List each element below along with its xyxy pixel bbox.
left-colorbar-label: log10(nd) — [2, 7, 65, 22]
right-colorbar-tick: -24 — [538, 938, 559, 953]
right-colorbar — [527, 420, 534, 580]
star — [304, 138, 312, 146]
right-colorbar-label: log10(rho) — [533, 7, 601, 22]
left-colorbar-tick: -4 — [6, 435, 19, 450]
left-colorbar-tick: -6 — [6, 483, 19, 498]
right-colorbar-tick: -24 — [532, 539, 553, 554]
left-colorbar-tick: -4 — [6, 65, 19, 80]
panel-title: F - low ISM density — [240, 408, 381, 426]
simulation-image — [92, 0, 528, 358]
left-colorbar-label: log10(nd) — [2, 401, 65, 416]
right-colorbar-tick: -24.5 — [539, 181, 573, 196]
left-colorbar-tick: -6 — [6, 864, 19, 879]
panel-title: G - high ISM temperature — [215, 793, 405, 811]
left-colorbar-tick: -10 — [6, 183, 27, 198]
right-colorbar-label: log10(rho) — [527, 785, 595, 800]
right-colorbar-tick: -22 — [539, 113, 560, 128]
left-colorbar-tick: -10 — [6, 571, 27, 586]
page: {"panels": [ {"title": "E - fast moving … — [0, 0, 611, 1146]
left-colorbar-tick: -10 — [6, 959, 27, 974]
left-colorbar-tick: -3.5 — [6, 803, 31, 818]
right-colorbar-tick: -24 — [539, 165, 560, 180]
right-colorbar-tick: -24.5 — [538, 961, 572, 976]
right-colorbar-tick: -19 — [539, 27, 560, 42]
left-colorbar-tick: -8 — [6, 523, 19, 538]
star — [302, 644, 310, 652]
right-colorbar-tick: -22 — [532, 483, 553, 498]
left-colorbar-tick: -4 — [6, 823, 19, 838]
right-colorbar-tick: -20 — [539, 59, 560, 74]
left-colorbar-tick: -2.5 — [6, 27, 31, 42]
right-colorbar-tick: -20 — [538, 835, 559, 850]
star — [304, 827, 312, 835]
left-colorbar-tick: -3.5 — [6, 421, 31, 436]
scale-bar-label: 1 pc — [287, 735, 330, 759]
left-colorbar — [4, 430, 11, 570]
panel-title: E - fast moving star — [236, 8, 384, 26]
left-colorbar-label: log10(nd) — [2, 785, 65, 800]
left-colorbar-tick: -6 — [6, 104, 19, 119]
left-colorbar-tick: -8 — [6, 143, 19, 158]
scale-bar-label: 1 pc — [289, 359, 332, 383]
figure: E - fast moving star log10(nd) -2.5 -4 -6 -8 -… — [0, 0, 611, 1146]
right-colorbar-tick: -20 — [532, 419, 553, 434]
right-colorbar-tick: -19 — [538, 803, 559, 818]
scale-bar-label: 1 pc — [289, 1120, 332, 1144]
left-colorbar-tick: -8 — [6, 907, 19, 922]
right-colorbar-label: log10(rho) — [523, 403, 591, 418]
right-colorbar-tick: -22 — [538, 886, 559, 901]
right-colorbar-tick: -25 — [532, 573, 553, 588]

### [Problem requirements]
Transcribe all of the rows above verbatim, keeping every character and line break unchanged.

### [Reply]
List each element below along with its xyxy pixel bbox.
left-colorbar-label: log10(nd) — [2, 7, 65, 22]
right-colorbar-tick: -24 — [538, 938, 559, 953]
right-colorbar — [527, 420, 534, 580]
star — [304, 138, 312, 146]
right-colorbar-label: log10(rho) — [533, 7, 601, 22]
left-colorbar-tick: -4 — [6, 435, 19, 450]
left-colorbar-tick: -6 — [6, 483, 19, 498]
right-colorbar-tick: -24 — [532, 539, 553, 554]
left-colorbar-tick: -4 — [6, 65, 19, 80]
panel-title: F - low ISM density — [240, 408, 381, 426]
simulation-image — [92, 0, 528, 358]
left-colorbar-label: log10(nd) — [2, 401, 65, 416]
right-colorbar-tick: -24.5 — [539, 181, 573, 196]
left-colorbar-tick: -6 — [6, 864, 19, 879]
panel-title: G - high ISM temperature — [215, 793, 405, 811]
left-colorbar-tick: -10 — [6, 183, 27, 198]
right-colorbar-label: log10(rho) — [527, 785, 595, 800]
right-colorbar-tick: -22 — [539, 113, 560, 128]
left-colorbar-tick: -10 — [6, 571, 27, 586]
page: {"panels": [ {"title": "E - fast moving … — [0, 0, 611, 1146]
left-colorbar-tick: -10 — [6, 959, 27, 974]
left-colorbar-tick: -3.5 — [6, 803, 31, 818]
right-colorbar-tick: -24 — [539, 165, 560, 180]
right-colorbar-tick: -24.5 — [538, 961, 572, 976]
right-colorbar-tick: -19 — [539, 27, 560, 42]
left-colorbar-tick: -8 — [6, 523, 19, 538]
star — [302, 644, 310, 652]
right-colorbar-tick: -22 — [532, 483, 553, 498]
left-colorbar-tick: -4 — [6, 823, 19, 838]
right-colorbar-tick: -20 — [539, 59, 560, 74]
left-colorbar-tick: -2.5 — [6, 27, 31, 42]
right-colorbar-tick: -20 — [538, 835, 559, 850]
star — [304, 827, 312, 835]
left-colorbar-tick: -3.5 — [6, 421, 31, 436]
scale-bar-label: 1 pc — [287, 735, 330, 759]
left-colorbar — [4, 430, 11, 570]
panel-title: E - fast moving star — [236, 8, 384, 26]
left-colorbar-label: log10(nd) — [2, 785, 65, 800]
left-colorbar-tick: -6 — [6, 104, 19, 119]
left-colorbar-tick: -8 — [6, 143, 19, 158]
scale-bar-label: 1 pc — [289, 359, 332, 383]
figure: E - fast moving star log10(nd) -2.5 -4 -6 -8 -… — [0, 0, 611, 1146]
right-colorbar-tick: -20 — [532, 419, 553, 434]
right-colorbar-tick: -19 — [538, 803, 559, 818]
scale-bar-label: 1 pc — [289, 1120, 332, 1144]
left-colorbar-tick: -8 — [6, 907, 19, 922]
right-colorbar-label: log10(rho) — [523, 403, 591, 418]
right-colorbar-tick: -22 — [538, 886, 559, 901]
right-colorbar-tick: -25 — [532, 573, 553, 588]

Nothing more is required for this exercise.